Text shown:
----------

Between 1830 and 1870 mechanisation revolutionised furniture production. New Zealand was at the forefront of machine wood-processing, which not only sped up manufacture but also reduced costs.

By the 1870s machine use in furniture factories was common. Dunedin firm George Findlay & Son imported from America plant for making doors, windows, mouldings and furniture. ‘The chief work done at the band-saw bench is the cutting of curved and circular work such as sofa scrolls, sofa legs, brackets, chair legs and chair backs … when one considers the work it can be made to do, it calls forth admiration,’ enthused the Otago Witness in 1874.1

From the 1890s electric motors progressively powered overhead line shafts that ran the machinery, replacing oil engines and earlier steam engines. Electric lighting after 1910 further reduced fire risk and assisted production. Mechanisation enabled small cabinetmaking businesses to become large enterprises.

----------

Provided data:
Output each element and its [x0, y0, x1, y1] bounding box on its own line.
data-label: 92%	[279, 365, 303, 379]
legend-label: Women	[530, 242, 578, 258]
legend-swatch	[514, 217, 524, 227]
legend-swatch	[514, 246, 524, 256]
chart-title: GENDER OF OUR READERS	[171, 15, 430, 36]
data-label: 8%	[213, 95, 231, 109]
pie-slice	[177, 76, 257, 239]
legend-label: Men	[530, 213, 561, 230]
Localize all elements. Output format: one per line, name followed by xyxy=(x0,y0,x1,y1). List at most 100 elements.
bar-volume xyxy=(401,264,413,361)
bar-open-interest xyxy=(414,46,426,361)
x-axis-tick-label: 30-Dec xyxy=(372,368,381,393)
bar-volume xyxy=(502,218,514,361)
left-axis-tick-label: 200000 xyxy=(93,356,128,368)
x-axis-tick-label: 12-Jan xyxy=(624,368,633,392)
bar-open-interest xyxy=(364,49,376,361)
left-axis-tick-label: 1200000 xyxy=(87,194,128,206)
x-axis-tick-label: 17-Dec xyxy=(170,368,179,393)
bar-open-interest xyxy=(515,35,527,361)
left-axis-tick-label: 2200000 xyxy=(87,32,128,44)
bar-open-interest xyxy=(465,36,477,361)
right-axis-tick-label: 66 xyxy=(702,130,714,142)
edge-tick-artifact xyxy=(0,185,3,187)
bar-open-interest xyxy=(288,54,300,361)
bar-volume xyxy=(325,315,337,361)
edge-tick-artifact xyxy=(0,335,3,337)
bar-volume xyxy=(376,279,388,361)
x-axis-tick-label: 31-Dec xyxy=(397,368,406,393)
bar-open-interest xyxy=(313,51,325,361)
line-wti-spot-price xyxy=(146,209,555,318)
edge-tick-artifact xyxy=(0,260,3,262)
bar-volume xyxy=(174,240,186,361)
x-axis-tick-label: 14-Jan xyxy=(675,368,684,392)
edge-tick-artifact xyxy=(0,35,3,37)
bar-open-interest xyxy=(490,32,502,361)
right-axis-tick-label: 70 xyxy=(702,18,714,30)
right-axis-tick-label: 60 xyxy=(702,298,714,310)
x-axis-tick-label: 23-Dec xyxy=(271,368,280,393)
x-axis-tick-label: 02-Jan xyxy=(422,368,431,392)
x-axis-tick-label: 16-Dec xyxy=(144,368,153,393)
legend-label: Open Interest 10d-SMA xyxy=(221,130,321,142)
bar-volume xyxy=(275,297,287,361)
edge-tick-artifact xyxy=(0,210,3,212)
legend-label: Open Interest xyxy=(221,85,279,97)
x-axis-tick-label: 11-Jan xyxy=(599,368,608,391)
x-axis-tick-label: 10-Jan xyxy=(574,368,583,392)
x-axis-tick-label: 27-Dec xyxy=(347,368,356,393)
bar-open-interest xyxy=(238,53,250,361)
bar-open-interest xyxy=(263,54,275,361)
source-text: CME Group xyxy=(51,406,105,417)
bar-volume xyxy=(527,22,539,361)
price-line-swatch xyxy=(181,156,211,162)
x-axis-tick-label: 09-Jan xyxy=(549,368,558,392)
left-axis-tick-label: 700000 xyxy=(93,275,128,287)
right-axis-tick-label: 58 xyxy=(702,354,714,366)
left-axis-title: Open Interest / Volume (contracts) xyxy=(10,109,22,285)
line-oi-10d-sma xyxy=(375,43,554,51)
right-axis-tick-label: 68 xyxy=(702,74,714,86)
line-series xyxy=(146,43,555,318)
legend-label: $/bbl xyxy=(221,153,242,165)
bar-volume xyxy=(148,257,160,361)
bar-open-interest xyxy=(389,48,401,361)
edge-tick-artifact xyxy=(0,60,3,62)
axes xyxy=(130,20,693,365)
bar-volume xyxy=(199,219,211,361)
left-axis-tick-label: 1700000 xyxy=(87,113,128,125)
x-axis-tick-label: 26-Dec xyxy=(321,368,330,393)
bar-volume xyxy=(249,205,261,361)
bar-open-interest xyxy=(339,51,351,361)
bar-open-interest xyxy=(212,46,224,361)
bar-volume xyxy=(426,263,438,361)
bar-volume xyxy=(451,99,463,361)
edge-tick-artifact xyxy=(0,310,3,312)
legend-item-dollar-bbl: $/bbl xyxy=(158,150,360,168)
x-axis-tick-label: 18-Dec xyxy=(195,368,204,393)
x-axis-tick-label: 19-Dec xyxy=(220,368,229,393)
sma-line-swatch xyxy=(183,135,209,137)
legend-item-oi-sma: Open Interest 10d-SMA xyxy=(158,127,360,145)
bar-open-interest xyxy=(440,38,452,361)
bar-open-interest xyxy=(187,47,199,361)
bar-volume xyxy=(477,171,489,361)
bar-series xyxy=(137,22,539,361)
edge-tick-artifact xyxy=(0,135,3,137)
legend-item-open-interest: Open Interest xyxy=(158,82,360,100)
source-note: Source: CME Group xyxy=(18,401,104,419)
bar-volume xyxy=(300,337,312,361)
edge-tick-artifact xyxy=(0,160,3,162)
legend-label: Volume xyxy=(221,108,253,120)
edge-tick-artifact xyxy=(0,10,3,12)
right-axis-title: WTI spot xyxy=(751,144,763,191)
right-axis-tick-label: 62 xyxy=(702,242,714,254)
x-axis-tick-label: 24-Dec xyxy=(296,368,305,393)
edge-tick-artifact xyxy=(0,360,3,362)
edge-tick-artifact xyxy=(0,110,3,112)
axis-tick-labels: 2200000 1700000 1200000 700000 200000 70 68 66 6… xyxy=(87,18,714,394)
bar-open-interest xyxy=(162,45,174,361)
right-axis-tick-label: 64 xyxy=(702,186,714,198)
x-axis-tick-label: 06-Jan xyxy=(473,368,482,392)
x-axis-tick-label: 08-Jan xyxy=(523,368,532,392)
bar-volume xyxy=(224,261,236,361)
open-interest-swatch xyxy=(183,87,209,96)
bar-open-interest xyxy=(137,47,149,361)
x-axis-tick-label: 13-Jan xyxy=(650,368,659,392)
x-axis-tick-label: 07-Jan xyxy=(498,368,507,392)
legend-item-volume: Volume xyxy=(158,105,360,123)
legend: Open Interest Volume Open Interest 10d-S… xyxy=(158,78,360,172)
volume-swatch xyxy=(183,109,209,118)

----------

Given problem A: In the furniture mechanisation text, which Dunedin firm imported plant from America?
Given problem B: Please output a stretch of the furniture mechanisation text word for word, starting at the words "By the 1870s" and ending after the words "become large enterprises.".
Given problem C:
Decide whether each statement agrees with the furniture mechanisation text. Answer yes or no and quote the words that settle it.
(i) Electric lighting after 1910 reduced fire risk.
(ii) The Otago Witness praised the band-saw bench in 1884.
(iii) Electric motors replaced oil engines and earlier steam engines.
The records stand apart from the furniture mechanisation text.

Response A: George Findlay & Son.

Response B:
By the 1870s machine use in furniture factories was common. Dunedin firm George Findlay & Son imported from America plant for making doors, windows, mouldings and furniture. ‘The chief work done at the band-saw bench is the cutting of curved and circular work such as sofa scrolls, sofa legs, brackets, chair legs and chair backs … when one considers the work it can be made to do, it calls forth admiration,’ enthused the Otago Witness in 1874.1

From the 1890s electric motors progressively powered overhead line shafts that ran the machinery, replacing oil engines and earlier steam engines. Electric lighting after 1910 further reduced fire risk and assisted production. Mechanisation enabled small cabinetmaking businesses to become large enterprises.

Response C:
(i) Yes: "Electric lighting after 1910 further reduced fire risk and assisted production."
(ii) No: "enthused the Otago Witness in 1874."
(iii) Yes: "replacing oil engines and earlier steam engines."